WHAT TO DO:
Pull each line holding the word "lassen" from the data.

DATA FOR THIS EXERCISE:
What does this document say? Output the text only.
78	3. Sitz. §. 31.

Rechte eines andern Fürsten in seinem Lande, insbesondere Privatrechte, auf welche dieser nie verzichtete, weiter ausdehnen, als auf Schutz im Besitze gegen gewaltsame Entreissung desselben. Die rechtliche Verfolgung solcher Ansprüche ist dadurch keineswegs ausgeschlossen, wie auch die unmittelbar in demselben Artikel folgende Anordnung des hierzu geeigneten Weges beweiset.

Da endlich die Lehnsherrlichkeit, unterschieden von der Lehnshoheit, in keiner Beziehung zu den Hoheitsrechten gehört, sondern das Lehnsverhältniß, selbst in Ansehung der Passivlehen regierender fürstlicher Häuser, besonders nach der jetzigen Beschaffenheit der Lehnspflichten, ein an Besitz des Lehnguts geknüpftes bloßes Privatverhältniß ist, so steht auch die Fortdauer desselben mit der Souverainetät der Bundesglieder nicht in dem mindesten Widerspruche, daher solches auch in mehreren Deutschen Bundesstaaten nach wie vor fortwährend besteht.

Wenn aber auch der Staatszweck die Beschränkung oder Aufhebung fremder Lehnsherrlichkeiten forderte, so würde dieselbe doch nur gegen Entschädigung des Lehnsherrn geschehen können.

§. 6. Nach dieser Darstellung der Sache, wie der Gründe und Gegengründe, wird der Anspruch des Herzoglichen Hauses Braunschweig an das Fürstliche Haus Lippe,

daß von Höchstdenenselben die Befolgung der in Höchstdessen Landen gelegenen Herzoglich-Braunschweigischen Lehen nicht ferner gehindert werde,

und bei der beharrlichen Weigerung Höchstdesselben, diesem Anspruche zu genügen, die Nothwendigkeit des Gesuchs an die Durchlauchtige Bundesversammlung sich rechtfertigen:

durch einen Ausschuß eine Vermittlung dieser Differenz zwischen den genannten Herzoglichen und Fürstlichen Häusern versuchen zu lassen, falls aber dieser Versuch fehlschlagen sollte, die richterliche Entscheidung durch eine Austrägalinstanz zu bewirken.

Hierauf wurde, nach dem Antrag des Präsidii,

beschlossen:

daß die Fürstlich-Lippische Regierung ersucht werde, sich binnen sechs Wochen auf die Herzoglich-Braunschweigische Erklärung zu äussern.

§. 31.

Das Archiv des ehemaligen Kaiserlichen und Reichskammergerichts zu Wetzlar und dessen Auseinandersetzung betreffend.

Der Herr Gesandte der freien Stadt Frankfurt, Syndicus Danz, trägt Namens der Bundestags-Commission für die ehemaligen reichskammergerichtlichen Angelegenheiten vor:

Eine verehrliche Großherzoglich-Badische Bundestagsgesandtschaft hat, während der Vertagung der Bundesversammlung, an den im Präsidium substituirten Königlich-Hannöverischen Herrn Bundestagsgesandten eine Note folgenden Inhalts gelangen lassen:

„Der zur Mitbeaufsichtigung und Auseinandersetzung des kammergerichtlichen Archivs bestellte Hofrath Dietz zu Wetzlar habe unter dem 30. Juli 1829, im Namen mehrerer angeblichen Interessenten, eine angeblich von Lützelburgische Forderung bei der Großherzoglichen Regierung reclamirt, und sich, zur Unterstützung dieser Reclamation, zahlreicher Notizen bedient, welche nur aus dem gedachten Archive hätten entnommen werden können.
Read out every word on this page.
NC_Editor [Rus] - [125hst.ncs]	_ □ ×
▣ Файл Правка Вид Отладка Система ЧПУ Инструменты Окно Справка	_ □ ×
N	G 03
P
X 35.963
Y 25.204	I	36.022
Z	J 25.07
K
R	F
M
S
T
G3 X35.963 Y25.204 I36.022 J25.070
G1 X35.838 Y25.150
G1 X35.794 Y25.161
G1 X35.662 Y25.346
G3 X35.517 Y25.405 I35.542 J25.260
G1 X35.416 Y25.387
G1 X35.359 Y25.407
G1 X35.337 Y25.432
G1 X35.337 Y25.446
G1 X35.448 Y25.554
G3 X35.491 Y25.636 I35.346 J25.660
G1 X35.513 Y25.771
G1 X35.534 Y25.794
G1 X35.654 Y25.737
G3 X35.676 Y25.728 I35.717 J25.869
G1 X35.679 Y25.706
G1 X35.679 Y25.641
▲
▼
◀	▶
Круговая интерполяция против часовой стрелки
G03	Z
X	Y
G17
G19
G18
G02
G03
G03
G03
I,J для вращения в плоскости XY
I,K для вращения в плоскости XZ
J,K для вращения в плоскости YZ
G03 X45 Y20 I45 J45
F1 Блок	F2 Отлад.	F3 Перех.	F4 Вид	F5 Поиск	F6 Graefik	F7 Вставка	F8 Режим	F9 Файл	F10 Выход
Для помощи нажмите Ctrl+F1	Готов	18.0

SOLUTION TO THIS TASK:
durch einen Ausschuß eine Vermittlung dieser Differenz zwischen den genannten Herzoglichen und Fürstlichen Häusern versuchen zu lassen, falls aber dieser Versuch fehlschlagen sollte, die richterliche Entscheidung durch eine Austrägalinstanz zu bewirken.
Eine verehrliche Großherzoglich-Badische Bundestagsgesandtschaft hat, während der Vertagung der Bundesversammlung, an den im Präsidium substituirten Königlich-Hannöverischen Herrn Bundestagsgesandten eine Note folgenden Inhalts gelangen lassen:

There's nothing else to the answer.